JOB - Can you output the material exactly as written, minus any pictures it holds?

RAW RECORDS -

________________

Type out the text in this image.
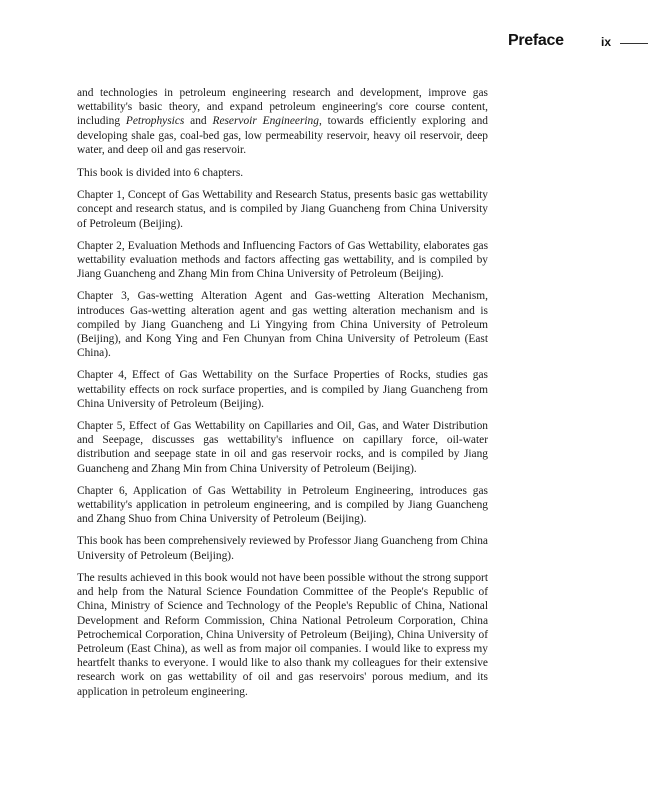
Preface	ix

and technologies in petroleum engineering research and development, improve gas wettability's basic theory, and expand petroleum engineering's core course content, including Petrophysics and Reservoir Engineering, towards efficiently exploring and developing shale gas, coal-bed gas, low permeability reservoir, heavy oil reservoir, deep water, and deep oil and gas reservoir.

This book is divided into 6 chapters.

Chapter 1, Concept of Gas Wettability and Research Status, presents basic gas wettability concept and research status, and is compiled by Jiang Guancheng from China University of Petroleum (Beijing).

Chapter 2, Evaluation Methods and Influencing Factors of Gas Wettability, elaborates gas wettability evaluation methods and factors affecting gas wettability, and is compiled by Jiang Guancheng and Zhang Min from China University of Petroleum (Beijing).

Chapter 3, Gas-wetting Alteration Agent and Gas-wetting Alteration Mechanism, introduces Gas-wetting alteration agent and gas wetting alteration mechanism and is compiled by Jiang Guancheng and Li Yingying from China University of Petroleum (Beijing), and Kong Ying and Fen Chunyan from China University of Petroleum (East China).

Chapter 4, Effect of Gas Wettability on the Surface Properties of Rocks, studies gas wettability effects on rock surface properties, and is compiled by Jiang Guancheng from China University of Petroleum (Beijing).

Chapter 5, Effect of Gas Wettability on Capillaries and Oil, Gas, and Water Distribution and Seepage, discusses gas wettability's influence on capillary force, oil-water distribution and seepage state in oil and gas reservoir rocks, and is compiled by Jiang Guancheng and Zhang Min from China University of Petroleum (Beijing).

Chapter 6, Application of Gas Wettability in Petroleum Engineering, introduces gas wettability's application in petroleum engineering, and is compiled by Jiang Guancheng and Zhang Shuo from China University of Petroleum (Beijing).

This book has been comprehensively reviewed by Professor Jiang Guancheng from China University of Petroleum (Beijing).

The results achieved in this book would not have been possible without the strong support and help from the Natural Science Foundation Committee of the People's Republic of China, Ministry of Science and Technology of the People's Republic of China, National Development and Reform Commission, China National Petroleum Corporation, China Petrochemical Corporation, China University of Petroleum (Beijing), China University of Petroleum (East China), as well as from major oil companies. I would like to express my heartfelt thanks to everyone. I would like to also thank my colleagues for their extensive research work on gas wettability of oil and gas reservoirs' porous medium, and its application in petroleum engineering.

________________

EXERCISE RESULT -
Type out the text in this image.
Preface	ix

and technologies in petroleum engineering research and development, improve gas wettability's basic theory, and expand petroleum engineering's core course content, including Petrophysics and Reservoir Engineering, towards efficiently exploring and developing shale gas, coal-bed gas, low permeability reservoir, heavy oil reservoir, deep water, and deep oil and gas reservoir.

This book is divided into 6 chapters.

Chapter 1, Concept of Gas Wettability and Research Status, presents basic gas wettability concept and research status, and is compiled by Jiang Guancheng from China University of Petroleum (Beijing).

Chapter 2, Evaluation Methods and Influencing Factors of Gas Wettability, elaborates gas wettability evaluation methods and factors affecting gas wettability, and is compiled by Jiang Guancheng and Zhang Min from China University of Petroleum (Beijing).

Chapter 3, Gas-wetting Alteration Agent and Gas-wetting Alteration Mechanism, introduces Gas-wetting alteration agent and gas wetting alteration mechanism and is compiled by Jiang Guancheng and Li Yingying from China University of Petroleum (Beijing), and Kong Ying and Fen Chunyan from China University of Petroleum (East China).

Chapter 4, Effect of Gas Wettability on the Surface Properties of Rocks, studies gas wettability effects on rock surface properties, and is compiled by Jiang Guancheng from China University of Petroleum (Beijing).

Chapter 5, Effect of Gas Wettability on Capillaries and Oil, Gas, and Water Distribution and Seepage, discusses gas wettability's influence on capillary force, oil-water distribution and seepage state in oil and gas reservoir rocks, and is compiled by Jiang Guancheng and Zhang Min from China University of Petroleum (Beijing).

Chapter 6, Application of Gas Wettability in Petroleum Engineering, introduces gas wettability's application in petroleum engineering, and is compiled by Jiang Guancheng and Zhang Shuo from China University of Petroleum (Beijing).

This book has been comprehensively reviewed by Professor Jiang Guancheng from China University of Petroleum (Beijing).

The results achieved in this book would not have been possible without the strong support and help from the Natural Science Foundation Committee of the People's Republic of China, Ministry of Science and Technology of the People's Republic of China, National Development and Reform Commission, China National Petroleum Corporation, China Petrochemical Corporation, China University of Petroleum (Beijing), China University of Petroleum (East China), as well as from major oil companies. I would like to express my heartfelt thanks to everyone. I would like to also thank my colleagues for their extensive research work on gas wettability of oil and gas reservoirs' porous medium, and its application in petroleum engineering.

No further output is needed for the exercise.